PROMPT: Exclude the pictures and return every line exactly as written.
======== DATA
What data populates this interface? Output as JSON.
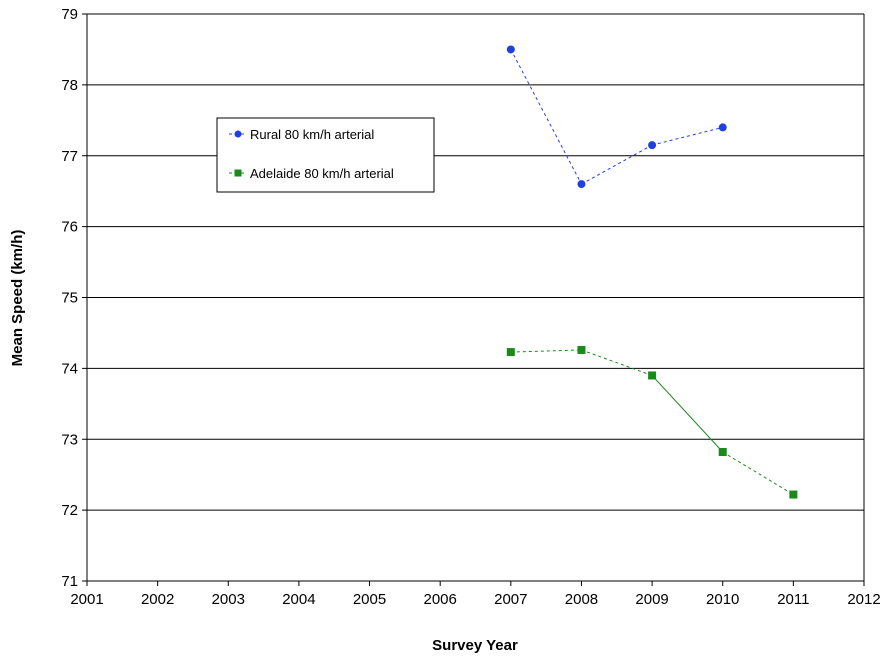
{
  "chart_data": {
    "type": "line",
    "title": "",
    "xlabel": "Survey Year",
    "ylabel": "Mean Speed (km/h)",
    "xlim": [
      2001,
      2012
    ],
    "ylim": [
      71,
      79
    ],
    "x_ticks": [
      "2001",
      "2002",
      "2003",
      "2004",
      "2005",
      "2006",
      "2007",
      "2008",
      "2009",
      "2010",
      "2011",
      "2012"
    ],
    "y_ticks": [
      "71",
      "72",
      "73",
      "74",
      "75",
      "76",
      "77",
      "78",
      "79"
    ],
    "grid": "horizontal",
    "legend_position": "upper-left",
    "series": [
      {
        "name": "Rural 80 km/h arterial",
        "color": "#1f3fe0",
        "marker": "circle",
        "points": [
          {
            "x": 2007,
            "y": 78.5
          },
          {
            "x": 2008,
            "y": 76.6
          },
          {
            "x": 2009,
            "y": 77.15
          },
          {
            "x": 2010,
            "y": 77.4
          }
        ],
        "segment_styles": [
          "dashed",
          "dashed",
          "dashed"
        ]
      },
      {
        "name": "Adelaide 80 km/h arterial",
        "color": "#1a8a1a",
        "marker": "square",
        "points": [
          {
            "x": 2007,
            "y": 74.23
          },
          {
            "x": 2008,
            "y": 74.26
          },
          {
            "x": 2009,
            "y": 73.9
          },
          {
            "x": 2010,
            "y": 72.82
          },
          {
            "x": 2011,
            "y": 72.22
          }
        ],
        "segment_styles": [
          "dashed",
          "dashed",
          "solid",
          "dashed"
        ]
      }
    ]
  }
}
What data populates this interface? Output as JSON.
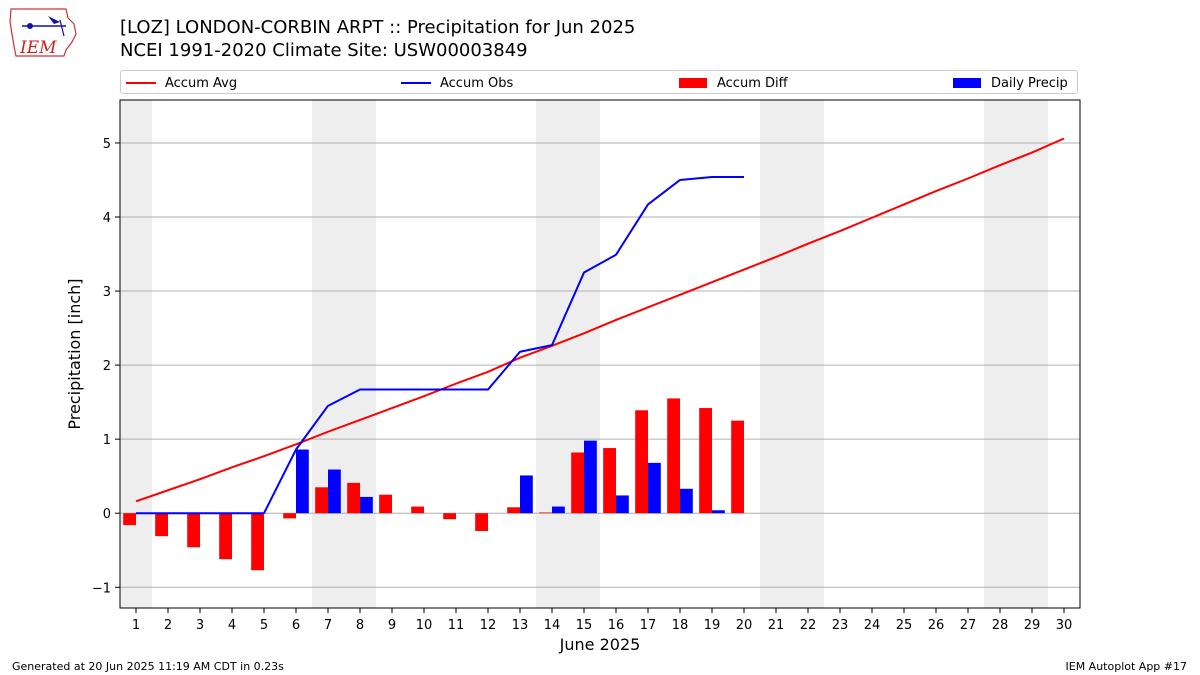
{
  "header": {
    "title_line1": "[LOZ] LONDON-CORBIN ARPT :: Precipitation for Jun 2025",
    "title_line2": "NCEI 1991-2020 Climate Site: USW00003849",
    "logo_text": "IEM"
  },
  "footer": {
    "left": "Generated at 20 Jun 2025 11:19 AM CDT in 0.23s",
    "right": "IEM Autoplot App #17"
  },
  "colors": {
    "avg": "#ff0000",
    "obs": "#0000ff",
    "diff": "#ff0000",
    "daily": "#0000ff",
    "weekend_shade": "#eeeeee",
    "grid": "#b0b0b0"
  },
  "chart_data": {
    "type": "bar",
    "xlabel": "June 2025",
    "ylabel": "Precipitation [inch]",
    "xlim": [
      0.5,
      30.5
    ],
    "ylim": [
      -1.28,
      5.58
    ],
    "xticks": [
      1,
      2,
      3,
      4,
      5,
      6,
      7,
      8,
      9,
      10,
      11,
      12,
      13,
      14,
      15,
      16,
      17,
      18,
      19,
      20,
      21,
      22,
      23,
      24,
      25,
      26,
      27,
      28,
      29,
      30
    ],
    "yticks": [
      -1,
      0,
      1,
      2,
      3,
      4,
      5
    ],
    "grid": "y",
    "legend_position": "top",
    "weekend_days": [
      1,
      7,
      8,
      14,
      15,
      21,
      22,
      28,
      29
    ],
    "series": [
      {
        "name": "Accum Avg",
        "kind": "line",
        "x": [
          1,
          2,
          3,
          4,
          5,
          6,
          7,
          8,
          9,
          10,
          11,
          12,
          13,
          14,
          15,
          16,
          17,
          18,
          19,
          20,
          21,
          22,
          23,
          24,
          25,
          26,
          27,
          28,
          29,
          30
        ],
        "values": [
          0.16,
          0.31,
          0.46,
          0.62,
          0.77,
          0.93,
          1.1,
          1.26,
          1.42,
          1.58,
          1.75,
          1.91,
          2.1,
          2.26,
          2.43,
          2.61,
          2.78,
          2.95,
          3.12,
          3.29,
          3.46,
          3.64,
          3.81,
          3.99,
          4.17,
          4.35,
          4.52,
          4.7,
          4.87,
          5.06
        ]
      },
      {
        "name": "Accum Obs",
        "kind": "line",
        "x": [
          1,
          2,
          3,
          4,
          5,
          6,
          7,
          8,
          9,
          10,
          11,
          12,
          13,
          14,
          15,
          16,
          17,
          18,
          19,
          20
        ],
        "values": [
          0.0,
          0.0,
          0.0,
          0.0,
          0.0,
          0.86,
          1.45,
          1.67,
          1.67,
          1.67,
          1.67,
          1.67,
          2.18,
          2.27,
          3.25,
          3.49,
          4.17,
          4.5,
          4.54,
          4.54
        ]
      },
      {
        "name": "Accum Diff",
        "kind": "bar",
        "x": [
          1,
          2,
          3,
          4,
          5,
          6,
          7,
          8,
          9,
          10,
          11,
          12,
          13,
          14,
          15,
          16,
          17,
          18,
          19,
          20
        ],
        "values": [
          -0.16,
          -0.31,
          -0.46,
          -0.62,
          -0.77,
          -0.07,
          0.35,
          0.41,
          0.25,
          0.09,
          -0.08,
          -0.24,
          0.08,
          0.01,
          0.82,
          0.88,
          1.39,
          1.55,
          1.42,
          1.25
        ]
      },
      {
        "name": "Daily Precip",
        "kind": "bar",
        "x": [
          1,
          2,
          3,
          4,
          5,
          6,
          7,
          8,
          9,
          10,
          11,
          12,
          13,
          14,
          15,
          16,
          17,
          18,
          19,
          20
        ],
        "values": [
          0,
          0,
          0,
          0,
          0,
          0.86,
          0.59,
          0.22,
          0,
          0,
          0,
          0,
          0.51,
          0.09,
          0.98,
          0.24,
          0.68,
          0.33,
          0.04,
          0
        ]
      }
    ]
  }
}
================
PROBLEM SOLUTION:
What data populates this interface? Output as JSON.
{
  "chart_data": {
    "type": "line",
    "title": "",
    "xlabel": "Survey Year",
    "ylabel": "Mean Speed (km/h)",
    "xlim": [
      2001,
      2012
    ],
    "ylim": [
      71,
      79
    ],
    "x_ticks": [
      "2001",
      "2002",
      "2003",
      "2004",
      "2005",
      "2006",
      "2007",
      "2008",
      "2009",
      "2010",
      "2011",
      "2012"
    ],
    "y_ticks": [
      "71",
      "72",
      "73",
      "74",
      "75",
      "76",
      "77",
      "78",
      "79"
    ],
    "grid": "horizontal",
    "legend_position": "upper-left",
    "series": [
      {
        "name": "Rural 80 km/h arterial",
        "color": "#1f3fe0",
        "marker": "circle",
        "points": [
          {
            "x": 2007,
            "y": 78.5
          },
          {
            "x": 2008,
            "y": 76.6
          },
          {
            "x": 2009,
            "y": 77.15
          },
          {
            "x": 2010,
            "y": 77.4
          }
        ],
        "segment_styles": [
          "dashed",
          "dashed",
          "dashed"
        ]
      },
      {
        "name": "Adelaide 80 km/h arterial",
        "color": "#1a8a1a",
        "marker": "square",
        "points": [
          {
            "x": 2007,
            "y": 74.23
          },
          {
            "x": 2008,
            "y": 74.26
          },
          {
            "x": 2009,
            "y": 73.9
          },
          {
            "x": 2010,
            "y": 72.82
          },
          {
            "x": 2011,
            "y": 72.22
          }
        ],
        "segment_styles": [
          "dashed",
          "dashed",
          "solid",
          "dashed"
        ]
      }
    ]
  }
}
What data populates this interface? Output as JSON.
{
  "header": {
    "title_line1": "[LOZ] LONDON-CORBIN ARPT :: Precipitation for Jun 2025",
    "title_line2": "NCEI 1991-2020 Climate Site: USW00003849",
    "logo_text": "IEM"
  },
  "footer": {
    "left": "Generated at 20 Jun 2025 11:19 AM CDT in 0.23s",
    "right": "IEM Autoplot App #17"
  },
  "colors": {
    "avg": "#ff0000",
    "obs": "#0000ff",
    "diff": "#ff0000",
    "daily": "#0000ff",
    "weekend_shade": "#eeeeee",
    "grid": "#b0b0b0"
  },
  "chart_data": {
    "type": "bar",
    "xlabel": "June 2025",
    "ylabel": "Precipitation [inch]",
    "xlim": [
      0.5,
      30.5
    ],
    "ylim": [
      -1.28,
      5.58
    ],
    "xticks": [
      1,
      2,
      3,
      4,
      5,
      6,
      7,
      8,
      9,
      10,
      11,
      12,
      13,
      14,
      15,
      16,
      17,
      18,
      19,
      20,
      21,
      22,
      23,
      24,
      25,
      26,
      27,
      28,
      29,
      30
    ],
    "yticks": [
      -1,
      0,
      1,
      2,
      3,
      4,
      5
    ],
    "grid": "y",
    "legend_position": "top",
    "weekend_days": [
      1,
      7,
      8,
      14,
      15,
      21,
      22,
      28,
      29
    ],
    "series": [
      {
        "name": "Accum Avg",
        "kind": "line",
        "x": [
          1,
          2,
          3,
          4,
          5,
          6,
          7,
          8,
          9,
          10,
          11,
          12,
          13,
          14,
          15,
          16,
          17,
          18,
          19,
          20,
          21,
          22,
          23,
          24,
          25,
          26,
          27,
          28,
          29,
          30
        ],
        "values": [
          0.16,
          0.31,
          0.46,
          0.62,
          0.77,
          0.93,
          1.1,
          1.26,
          1.42,
          1.58,
          1.75,
          1.91,
          2.1,
          2.26,
          2.43,
          2.61,
          2.78,
          2.95,
          3.12,
          3.29,
          3.46,
          3.64,
          3.81,
          3.99,
          4.17,
          4.35,
          4.52,
          4.7,
          4.87,
          5.06
        ]
      },
      {
        "name": "Accum Obs",
        "kind": "line",
        "x": [
          1,
          2,
          3,
          4,
          5,
          6,
          7,
          8,
          9,
          10,
          11,
          12,
          13,
          14,
          15,
          16,
          17,
          18,
          19,
          20
        ],
        "values": [
          0.0,
          0.0,
          0.0,
          0.0,
          0.0,
          0.86,
          1.45,
          1.67,
          1.67,
          1.67,
          1.67,
          1.67,
          2.18,
          2.27,
          3.25,
          3.49,
          4.17,
          4.5,
          4.54,
          4.54
        ]
      },
      {
        "name": "Accum Diff",
        "kind": "bar",
        "x": [
          1,
          2,
          3,
          4,
          5,
          6,
          7,
          8,
          9,
          10,
          11,
          12,
          13,
          14,
          15,
          16,
          17,
          18,
          19,
          20
        ],
        "values": [
          -0.16,
          -0.31,
          -0.46,
          -0.62,
          -0.77,
          -0.07,
          0.35,
          0.41,
          0.25,
          0.09,
          -0.08,
          -0.24,
          0.08,
          0.01,
          0.82,
          0.88,
          1.39,
          1.55,
          1.42,
          1.25
        ]
      },
      {
        "name": "Daily Precip",
        "kind": "bar",
        "x": [
          1,
          2,
          3,
          4,
          5,
          6,
          7,
          8,
          9,
          10,
          11,
          12,
          13,
          14,
          15,
          16,
          17,
          18,
          19,
          20
        ],
        "values": [
          0,
          0,
          0,
          0,
          0,
          0.86,
          0.59,
          0.22,
          0,
          0,
          0,
          0,
          0.51,
          0.09,
          0.98,
          0.24,
          0.68,
          0.33,
          0.04,
          0
        ]
      }
    ]
  }
}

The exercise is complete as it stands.